[A block of data]
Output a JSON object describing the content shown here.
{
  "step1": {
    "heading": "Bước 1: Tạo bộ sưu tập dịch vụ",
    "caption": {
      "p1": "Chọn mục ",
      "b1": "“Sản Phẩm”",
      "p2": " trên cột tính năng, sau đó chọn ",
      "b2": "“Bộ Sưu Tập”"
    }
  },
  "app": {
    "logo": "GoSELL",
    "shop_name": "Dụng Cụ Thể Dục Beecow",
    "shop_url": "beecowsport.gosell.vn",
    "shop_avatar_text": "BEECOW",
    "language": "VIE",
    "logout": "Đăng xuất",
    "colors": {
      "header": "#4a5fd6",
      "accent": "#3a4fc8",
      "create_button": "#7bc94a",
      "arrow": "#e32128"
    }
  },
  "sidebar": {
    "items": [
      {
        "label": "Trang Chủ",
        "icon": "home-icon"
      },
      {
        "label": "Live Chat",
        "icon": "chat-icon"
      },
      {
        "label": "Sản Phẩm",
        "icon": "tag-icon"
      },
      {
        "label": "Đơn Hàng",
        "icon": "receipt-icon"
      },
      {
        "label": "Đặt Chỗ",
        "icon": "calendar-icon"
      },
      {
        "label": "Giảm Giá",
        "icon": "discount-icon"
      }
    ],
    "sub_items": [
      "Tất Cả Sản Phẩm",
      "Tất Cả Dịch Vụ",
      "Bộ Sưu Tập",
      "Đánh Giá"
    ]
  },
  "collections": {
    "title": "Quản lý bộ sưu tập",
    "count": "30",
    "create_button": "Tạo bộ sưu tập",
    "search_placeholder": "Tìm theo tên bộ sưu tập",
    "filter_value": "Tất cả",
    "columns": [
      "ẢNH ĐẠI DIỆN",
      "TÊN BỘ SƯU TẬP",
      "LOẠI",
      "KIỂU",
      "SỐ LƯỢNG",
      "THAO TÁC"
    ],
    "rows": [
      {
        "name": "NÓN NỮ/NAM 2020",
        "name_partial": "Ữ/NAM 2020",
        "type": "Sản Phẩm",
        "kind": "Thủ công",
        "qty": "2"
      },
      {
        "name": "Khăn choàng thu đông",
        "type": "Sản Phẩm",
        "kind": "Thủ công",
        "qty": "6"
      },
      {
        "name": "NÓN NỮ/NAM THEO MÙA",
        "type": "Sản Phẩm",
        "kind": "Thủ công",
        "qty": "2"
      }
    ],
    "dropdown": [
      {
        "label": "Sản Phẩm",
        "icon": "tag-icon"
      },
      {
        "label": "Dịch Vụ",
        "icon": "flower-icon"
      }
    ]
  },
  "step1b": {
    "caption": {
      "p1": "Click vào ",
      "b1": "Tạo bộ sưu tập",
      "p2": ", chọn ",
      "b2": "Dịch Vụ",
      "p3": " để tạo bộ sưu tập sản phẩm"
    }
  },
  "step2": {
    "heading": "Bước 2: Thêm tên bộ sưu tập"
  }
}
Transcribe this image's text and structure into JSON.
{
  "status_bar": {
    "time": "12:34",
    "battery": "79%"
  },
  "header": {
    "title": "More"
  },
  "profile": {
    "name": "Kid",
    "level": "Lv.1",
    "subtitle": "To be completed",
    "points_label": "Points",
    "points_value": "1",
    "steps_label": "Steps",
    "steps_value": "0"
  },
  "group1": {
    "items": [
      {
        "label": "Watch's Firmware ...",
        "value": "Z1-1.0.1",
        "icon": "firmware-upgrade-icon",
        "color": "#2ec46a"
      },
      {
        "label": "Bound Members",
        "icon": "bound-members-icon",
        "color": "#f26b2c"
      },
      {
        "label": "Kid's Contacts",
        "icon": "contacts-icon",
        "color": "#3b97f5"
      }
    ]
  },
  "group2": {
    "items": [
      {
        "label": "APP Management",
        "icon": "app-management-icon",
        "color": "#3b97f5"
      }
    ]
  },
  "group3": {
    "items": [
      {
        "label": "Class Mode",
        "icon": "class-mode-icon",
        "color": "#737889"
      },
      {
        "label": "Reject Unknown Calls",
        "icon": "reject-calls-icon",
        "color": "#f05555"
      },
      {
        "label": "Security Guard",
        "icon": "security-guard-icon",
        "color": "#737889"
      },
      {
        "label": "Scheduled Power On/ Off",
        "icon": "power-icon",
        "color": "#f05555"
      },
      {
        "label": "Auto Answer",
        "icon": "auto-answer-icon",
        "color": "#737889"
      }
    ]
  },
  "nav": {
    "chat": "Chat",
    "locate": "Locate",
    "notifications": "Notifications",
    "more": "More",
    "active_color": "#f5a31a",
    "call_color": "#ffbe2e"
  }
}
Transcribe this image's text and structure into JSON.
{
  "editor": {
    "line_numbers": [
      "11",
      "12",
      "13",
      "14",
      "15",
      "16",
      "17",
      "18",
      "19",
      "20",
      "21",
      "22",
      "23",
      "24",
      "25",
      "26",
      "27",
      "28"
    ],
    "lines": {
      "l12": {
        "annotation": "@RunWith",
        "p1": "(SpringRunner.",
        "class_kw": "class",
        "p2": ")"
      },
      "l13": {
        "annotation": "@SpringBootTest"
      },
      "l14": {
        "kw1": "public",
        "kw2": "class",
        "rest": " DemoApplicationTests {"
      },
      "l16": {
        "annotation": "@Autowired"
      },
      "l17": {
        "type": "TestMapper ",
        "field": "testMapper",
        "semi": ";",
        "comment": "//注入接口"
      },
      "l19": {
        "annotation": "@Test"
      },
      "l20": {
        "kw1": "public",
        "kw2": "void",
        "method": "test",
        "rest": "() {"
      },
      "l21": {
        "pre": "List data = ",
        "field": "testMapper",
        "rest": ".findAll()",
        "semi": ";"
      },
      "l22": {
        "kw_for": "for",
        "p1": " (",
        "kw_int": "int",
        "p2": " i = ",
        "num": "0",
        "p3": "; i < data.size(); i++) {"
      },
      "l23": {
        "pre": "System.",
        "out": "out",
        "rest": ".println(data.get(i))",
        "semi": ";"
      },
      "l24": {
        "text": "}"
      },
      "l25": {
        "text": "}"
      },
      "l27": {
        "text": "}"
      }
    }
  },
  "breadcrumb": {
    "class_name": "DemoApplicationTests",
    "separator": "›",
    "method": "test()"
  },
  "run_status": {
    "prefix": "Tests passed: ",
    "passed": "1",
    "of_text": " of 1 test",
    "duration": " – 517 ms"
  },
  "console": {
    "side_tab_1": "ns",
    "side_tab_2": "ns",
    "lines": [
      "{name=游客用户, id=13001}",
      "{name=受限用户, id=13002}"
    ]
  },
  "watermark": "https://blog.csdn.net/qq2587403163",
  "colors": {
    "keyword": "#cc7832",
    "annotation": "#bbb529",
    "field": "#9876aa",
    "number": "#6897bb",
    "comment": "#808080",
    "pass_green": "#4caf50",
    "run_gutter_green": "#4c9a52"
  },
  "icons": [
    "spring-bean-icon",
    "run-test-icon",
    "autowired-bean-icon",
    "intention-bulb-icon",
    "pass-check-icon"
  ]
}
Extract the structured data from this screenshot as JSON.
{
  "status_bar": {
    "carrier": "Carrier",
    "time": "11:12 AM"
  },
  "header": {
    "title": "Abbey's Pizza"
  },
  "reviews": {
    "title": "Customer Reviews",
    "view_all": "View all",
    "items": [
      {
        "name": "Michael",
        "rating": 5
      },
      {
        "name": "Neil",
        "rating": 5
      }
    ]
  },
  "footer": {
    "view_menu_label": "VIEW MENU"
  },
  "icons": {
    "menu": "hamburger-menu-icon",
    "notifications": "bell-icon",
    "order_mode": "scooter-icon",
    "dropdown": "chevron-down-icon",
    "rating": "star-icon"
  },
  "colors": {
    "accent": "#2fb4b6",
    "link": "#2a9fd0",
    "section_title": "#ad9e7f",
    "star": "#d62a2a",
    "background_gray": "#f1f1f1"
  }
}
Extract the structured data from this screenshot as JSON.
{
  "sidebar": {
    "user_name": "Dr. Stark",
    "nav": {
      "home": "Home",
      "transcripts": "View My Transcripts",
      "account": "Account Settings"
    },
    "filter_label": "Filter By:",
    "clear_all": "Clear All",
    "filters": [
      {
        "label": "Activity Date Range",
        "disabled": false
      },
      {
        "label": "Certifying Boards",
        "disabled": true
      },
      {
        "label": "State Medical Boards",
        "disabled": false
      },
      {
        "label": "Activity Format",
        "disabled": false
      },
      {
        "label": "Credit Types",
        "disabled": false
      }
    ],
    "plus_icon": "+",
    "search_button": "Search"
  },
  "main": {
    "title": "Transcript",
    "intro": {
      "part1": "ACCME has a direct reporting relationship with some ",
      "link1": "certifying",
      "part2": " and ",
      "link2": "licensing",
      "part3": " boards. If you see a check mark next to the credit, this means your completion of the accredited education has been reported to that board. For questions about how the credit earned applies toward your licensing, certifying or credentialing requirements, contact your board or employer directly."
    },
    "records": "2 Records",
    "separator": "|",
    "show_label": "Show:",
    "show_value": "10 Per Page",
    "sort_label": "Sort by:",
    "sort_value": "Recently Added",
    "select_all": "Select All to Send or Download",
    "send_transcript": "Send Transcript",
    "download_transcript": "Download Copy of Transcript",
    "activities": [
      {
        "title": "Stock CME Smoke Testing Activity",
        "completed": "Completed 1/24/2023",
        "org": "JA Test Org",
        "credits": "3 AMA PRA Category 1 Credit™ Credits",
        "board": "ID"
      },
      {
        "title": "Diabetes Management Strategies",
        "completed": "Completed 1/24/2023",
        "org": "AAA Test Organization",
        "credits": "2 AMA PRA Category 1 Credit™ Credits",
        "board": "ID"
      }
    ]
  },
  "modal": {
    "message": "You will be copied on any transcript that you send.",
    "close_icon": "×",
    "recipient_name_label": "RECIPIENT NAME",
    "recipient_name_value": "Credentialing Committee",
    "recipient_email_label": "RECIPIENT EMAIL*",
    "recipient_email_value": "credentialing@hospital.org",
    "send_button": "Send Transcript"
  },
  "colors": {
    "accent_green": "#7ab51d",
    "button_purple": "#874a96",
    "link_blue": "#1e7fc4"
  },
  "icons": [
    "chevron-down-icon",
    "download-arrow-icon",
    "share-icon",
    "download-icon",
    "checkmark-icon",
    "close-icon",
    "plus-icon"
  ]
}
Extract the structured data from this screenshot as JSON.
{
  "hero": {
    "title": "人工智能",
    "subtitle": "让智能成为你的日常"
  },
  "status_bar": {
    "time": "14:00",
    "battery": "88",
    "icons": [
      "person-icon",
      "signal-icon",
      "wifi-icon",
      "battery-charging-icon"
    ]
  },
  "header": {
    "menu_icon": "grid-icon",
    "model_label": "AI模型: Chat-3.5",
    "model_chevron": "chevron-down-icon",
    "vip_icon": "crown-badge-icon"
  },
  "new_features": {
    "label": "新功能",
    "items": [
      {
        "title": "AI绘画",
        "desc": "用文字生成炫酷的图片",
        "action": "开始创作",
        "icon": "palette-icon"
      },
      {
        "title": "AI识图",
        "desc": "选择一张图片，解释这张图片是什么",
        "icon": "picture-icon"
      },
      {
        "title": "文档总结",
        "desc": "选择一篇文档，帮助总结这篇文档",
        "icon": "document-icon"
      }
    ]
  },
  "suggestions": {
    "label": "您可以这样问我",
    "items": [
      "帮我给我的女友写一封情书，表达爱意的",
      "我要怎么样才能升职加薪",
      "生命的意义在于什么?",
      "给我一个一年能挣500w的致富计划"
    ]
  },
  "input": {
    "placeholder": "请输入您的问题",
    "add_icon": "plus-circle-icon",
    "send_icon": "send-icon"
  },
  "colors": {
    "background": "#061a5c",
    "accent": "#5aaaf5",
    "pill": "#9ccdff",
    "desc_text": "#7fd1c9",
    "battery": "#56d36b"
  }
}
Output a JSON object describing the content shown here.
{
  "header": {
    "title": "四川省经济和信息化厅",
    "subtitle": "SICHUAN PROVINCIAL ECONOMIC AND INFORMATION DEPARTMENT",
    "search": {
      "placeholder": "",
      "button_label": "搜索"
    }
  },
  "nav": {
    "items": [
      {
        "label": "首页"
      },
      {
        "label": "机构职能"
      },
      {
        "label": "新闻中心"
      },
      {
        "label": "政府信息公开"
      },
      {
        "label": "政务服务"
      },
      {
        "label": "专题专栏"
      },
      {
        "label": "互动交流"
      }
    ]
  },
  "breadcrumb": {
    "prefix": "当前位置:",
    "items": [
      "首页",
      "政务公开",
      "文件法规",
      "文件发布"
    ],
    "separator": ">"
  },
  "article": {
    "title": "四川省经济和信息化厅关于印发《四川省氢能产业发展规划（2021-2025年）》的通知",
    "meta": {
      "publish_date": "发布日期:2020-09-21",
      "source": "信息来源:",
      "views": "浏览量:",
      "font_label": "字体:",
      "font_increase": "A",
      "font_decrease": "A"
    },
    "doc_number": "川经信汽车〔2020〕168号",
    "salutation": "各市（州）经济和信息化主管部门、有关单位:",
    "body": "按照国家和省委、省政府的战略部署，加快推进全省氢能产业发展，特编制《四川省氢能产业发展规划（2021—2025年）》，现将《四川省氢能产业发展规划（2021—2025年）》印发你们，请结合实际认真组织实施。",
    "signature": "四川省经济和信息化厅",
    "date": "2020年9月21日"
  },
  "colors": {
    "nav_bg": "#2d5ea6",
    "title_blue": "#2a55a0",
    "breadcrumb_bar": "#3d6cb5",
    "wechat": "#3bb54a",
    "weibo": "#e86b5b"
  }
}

__Your instructions__
Pull every line containing "rest" from the material above.

__Response to this exercise__
        "rest": " DemoApplicationTests {"
        "rest": "() {"
        "rest": ".findAll()",
        "rest": ".println(data.get(i))",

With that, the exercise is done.